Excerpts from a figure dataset
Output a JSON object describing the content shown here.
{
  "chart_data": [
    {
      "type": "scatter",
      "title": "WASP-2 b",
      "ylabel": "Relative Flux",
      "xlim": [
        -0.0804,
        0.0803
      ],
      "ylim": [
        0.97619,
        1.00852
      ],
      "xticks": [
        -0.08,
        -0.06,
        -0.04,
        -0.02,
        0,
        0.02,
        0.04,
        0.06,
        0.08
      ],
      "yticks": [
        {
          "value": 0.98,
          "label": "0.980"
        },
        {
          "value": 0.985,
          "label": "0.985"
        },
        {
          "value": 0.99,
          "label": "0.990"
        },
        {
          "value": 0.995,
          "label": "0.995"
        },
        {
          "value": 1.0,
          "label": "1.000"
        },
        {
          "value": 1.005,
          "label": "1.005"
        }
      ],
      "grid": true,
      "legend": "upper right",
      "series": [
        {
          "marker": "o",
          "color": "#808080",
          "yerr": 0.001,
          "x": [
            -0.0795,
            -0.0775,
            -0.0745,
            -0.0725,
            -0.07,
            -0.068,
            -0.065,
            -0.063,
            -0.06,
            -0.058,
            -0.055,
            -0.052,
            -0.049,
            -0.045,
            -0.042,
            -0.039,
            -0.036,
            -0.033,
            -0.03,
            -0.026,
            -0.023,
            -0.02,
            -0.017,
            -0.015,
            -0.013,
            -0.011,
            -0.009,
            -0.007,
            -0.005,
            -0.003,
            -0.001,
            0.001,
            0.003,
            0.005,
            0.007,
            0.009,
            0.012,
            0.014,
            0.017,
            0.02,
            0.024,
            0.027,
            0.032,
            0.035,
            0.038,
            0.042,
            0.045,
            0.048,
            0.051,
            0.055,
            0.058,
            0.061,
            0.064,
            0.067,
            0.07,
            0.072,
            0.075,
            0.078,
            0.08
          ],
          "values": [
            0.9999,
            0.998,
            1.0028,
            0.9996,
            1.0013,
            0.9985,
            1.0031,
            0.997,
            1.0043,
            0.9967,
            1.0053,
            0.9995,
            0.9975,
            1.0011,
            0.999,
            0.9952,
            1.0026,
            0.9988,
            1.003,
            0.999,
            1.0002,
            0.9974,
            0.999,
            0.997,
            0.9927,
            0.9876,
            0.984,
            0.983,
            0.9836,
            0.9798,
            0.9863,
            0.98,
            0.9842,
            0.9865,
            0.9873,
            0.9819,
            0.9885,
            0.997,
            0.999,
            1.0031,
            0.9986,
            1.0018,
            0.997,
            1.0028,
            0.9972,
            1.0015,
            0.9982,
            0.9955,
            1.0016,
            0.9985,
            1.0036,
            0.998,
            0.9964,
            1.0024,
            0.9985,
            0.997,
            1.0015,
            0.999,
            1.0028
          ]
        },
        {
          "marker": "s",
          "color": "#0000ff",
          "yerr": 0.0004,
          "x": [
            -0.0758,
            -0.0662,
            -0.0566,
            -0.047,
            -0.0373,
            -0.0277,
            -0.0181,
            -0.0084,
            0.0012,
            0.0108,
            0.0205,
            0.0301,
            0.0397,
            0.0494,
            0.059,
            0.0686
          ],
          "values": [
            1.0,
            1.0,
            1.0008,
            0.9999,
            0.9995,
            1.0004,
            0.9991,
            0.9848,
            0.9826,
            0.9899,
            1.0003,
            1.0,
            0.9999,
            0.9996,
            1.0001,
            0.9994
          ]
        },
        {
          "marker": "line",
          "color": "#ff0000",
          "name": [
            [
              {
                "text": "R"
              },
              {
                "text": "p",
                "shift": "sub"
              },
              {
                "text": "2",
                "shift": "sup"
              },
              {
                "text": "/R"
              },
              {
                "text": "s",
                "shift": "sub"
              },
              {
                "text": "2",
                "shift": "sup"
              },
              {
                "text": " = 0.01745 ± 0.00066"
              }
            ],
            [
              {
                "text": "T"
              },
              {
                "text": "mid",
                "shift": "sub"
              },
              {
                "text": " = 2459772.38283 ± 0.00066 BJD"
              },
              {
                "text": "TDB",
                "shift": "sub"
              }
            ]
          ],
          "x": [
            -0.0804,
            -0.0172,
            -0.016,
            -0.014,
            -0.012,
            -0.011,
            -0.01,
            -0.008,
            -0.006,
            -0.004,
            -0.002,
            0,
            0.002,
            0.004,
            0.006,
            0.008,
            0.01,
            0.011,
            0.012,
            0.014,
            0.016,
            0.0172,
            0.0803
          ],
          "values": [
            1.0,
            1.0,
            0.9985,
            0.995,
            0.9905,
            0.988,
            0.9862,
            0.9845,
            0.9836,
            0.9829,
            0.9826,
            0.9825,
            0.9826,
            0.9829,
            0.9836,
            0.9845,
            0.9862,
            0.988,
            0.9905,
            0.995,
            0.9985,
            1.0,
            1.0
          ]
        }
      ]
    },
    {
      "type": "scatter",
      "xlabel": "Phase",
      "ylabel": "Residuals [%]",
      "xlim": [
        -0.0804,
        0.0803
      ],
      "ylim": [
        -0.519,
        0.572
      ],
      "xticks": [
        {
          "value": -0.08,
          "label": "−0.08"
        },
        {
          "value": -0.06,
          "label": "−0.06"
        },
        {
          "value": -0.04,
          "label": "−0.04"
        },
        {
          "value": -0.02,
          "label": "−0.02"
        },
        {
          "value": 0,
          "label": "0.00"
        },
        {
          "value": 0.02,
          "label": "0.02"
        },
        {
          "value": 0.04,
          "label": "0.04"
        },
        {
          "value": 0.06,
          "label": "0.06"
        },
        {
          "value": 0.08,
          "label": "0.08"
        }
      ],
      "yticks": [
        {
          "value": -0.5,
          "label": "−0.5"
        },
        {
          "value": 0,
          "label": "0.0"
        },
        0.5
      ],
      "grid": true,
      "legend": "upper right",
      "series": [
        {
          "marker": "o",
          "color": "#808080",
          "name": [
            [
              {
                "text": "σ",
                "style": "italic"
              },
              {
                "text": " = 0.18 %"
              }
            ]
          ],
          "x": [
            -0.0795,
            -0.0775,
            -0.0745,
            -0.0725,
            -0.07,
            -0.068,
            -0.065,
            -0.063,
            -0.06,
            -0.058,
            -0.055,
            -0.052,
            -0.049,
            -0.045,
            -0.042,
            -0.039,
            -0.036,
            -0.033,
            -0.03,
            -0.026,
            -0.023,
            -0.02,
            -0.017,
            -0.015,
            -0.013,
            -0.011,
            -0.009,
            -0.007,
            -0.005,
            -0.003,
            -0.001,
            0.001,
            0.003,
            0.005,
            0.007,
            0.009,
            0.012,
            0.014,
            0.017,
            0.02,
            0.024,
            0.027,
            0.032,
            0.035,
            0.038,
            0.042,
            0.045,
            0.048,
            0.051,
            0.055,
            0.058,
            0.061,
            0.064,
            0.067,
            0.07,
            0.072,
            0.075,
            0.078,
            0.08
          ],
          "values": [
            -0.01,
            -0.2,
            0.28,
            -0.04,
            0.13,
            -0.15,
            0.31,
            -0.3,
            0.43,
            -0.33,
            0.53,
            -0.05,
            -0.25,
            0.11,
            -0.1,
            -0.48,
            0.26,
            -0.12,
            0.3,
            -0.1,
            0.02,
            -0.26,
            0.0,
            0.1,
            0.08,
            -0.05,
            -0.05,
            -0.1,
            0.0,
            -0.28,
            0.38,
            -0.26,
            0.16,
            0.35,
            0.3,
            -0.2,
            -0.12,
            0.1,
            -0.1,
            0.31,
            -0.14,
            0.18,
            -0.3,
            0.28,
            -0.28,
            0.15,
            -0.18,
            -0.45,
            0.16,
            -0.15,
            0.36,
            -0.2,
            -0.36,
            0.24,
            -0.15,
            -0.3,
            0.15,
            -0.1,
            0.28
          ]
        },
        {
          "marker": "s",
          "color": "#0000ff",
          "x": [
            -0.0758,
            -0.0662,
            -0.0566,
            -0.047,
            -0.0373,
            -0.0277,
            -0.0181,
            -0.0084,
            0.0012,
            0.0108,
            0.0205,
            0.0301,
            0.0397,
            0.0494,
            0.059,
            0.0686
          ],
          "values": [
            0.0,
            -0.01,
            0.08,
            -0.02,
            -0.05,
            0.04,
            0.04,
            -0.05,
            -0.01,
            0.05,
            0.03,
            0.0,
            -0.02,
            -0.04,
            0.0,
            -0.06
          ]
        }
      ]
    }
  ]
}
---
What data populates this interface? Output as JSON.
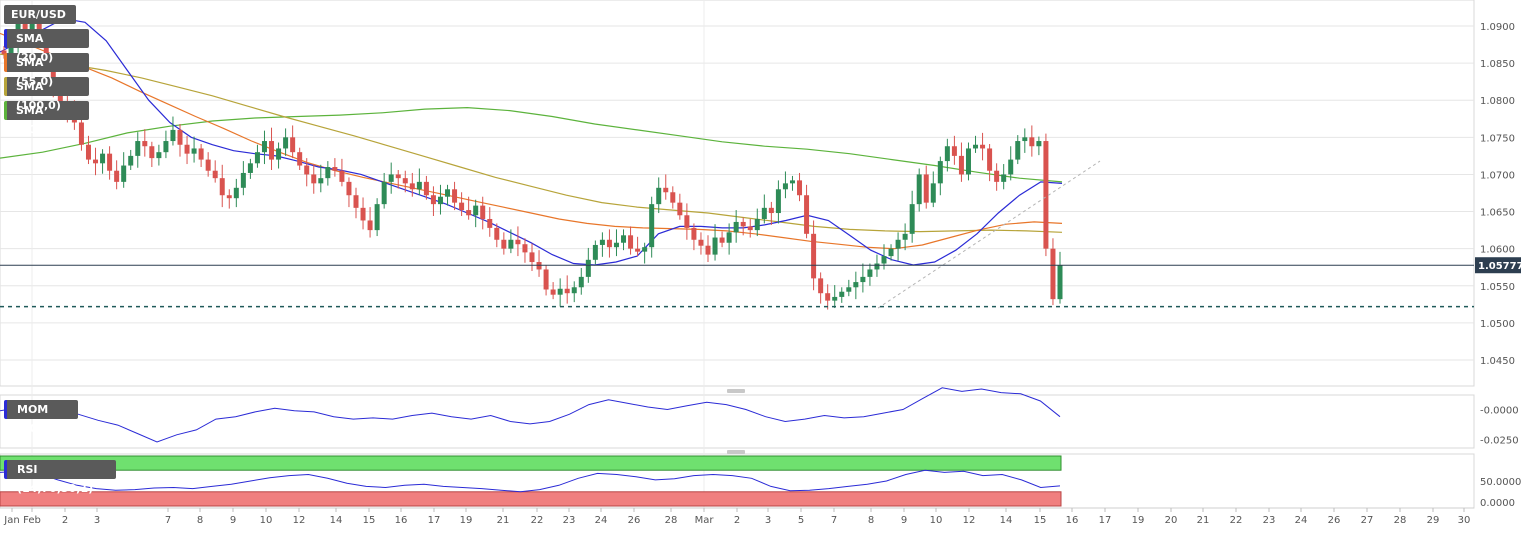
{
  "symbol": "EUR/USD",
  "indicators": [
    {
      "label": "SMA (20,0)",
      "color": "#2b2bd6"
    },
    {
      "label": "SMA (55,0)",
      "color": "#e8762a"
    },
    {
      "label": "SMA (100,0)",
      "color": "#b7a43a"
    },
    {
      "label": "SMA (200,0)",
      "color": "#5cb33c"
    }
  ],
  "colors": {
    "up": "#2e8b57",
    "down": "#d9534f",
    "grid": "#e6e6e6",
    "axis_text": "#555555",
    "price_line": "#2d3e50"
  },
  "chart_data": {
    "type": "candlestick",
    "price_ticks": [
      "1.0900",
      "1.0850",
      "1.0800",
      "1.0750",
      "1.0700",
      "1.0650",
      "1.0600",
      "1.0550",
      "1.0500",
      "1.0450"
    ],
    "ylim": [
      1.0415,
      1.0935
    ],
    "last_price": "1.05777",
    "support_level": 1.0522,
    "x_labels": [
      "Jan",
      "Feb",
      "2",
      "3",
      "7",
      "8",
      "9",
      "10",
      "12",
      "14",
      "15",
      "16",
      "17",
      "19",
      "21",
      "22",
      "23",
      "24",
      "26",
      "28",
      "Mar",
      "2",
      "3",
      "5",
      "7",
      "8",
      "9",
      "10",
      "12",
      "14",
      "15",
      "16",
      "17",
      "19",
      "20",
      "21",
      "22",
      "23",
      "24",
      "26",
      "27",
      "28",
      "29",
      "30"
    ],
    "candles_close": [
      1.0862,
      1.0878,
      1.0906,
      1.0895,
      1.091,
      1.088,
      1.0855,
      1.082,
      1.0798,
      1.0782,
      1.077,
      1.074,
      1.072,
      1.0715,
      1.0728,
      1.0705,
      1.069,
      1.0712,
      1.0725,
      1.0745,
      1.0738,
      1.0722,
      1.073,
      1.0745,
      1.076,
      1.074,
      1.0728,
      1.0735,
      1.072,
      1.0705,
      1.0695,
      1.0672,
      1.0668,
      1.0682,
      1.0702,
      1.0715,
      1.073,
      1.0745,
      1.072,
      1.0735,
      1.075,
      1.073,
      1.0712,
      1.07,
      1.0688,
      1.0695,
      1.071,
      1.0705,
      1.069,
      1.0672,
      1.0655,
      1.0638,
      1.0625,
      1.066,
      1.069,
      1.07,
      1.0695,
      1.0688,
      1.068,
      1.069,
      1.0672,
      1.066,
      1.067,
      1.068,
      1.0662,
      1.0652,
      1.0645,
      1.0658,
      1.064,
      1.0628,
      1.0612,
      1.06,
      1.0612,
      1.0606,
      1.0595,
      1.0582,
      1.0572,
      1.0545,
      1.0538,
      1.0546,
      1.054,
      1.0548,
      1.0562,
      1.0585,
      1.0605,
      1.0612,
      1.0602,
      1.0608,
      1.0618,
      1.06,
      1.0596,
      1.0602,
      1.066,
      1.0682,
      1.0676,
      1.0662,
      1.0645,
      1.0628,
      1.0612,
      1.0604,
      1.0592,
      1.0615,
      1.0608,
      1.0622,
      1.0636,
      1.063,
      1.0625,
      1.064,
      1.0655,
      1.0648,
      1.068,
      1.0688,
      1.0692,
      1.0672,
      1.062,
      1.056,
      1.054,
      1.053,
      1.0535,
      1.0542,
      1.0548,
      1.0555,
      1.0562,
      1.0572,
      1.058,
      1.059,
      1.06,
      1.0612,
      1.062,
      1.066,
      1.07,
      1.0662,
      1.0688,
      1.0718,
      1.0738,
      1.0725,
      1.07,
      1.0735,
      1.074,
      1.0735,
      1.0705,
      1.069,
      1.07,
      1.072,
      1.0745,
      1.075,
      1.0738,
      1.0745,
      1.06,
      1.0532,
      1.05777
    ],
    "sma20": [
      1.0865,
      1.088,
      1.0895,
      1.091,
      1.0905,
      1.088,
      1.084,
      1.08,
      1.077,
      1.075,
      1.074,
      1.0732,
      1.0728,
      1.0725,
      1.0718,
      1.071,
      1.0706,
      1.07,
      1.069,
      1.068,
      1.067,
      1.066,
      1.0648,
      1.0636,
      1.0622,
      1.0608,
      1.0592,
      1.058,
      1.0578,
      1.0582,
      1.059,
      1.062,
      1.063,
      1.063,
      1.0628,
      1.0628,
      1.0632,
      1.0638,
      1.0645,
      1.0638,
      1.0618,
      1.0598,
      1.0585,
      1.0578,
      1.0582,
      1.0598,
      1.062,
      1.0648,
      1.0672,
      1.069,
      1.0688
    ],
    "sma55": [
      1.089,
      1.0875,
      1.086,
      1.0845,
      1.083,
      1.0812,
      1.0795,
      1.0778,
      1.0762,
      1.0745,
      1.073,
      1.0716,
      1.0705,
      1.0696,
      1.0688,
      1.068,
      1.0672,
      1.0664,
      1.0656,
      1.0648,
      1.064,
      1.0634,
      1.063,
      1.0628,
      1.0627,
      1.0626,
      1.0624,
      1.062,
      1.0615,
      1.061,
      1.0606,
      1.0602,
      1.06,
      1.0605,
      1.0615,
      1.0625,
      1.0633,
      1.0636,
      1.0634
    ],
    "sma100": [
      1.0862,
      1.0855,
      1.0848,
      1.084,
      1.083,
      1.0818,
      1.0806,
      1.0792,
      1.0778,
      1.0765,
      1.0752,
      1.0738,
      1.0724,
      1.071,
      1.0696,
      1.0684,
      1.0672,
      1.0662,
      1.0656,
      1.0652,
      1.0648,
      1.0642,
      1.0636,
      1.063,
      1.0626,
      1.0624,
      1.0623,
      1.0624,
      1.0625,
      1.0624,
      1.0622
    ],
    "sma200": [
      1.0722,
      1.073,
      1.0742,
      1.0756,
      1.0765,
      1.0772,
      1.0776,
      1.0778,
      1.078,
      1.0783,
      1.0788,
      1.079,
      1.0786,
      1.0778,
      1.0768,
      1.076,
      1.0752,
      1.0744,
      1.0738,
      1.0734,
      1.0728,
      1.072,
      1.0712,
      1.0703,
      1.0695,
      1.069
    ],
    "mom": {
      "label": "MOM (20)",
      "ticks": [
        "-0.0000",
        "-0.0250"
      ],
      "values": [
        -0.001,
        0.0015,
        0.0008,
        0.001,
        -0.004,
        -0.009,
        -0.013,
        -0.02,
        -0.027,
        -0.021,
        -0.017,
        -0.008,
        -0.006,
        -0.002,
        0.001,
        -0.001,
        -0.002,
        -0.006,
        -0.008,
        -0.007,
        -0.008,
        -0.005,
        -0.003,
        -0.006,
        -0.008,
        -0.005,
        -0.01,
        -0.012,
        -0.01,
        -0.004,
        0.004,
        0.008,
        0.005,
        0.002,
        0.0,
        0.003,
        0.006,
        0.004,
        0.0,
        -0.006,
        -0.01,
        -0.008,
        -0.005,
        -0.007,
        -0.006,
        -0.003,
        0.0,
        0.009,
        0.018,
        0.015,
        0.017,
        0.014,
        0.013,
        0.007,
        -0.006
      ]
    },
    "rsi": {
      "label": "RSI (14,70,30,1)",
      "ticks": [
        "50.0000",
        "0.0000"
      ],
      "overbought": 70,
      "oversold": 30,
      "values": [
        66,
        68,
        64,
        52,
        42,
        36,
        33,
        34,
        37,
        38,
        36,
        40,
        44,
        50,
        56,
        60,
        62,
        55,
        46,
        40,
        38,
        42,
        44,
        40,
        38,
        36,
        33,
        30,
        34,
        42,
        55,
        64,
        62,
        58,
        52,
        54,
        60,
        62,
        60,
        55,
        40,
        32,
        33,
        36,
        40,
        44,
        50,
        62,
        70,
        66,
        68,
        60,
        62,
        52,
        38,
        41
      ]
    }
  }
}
==
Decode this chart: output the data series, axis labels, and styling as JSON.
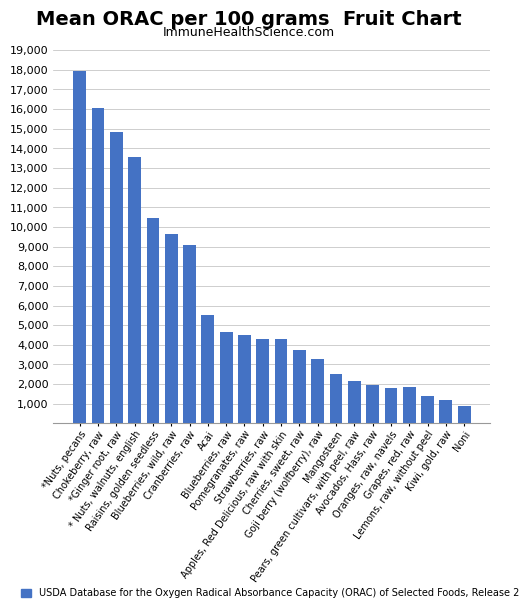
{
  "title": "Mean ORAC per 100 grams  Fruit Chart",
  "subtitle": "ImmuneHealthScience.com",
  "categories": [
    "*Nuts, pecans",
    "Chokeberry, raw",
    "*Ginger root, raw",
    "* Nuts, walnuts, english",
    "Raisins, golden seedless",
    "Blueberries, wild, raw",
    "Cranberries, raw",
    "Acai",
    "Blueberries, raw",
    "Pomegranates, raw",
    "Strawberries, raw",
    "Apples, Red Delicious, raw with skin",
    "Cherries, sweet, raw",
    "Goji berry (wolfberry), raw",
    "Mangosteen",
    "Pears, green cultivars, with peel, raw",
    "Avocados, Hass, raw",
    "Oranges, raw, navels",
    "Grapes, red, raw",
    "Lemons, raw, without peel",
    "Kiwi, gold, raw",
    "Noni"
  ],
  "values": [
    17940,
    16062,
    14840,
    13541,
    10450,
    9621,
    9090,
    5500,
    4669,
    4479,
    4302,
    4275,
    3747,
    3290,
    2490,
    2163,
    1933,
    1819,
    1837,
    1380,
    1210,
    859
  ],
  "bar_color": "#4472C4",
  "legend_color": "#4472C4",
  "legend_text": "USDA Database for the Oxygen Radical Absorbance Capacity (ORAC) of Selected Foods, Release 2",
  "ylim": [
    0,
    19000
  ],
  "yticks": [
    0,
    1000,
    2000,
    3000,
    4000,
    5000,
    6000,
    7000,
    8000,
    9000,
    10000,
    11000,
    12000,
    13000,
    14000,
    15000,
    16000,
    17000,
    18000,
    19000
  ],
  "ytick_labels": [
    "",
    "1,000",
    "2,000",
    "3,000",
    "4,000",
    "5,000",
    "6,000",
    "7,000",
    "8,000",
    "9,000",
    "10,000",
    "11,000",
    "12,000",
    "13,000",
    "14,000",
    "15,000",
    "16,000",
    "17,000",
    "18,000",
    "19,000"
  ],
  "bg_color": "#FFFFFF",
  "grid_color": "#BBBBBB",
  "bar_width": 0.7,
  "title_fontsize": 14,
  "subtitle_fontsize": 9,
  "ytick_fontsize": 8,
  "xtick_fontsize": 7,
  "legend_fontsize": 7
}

■ **THE TASK**:
Determine the number of lines where the string "this" occurs, and give that number only.

■ **ANSWER TO THE TASK**:
2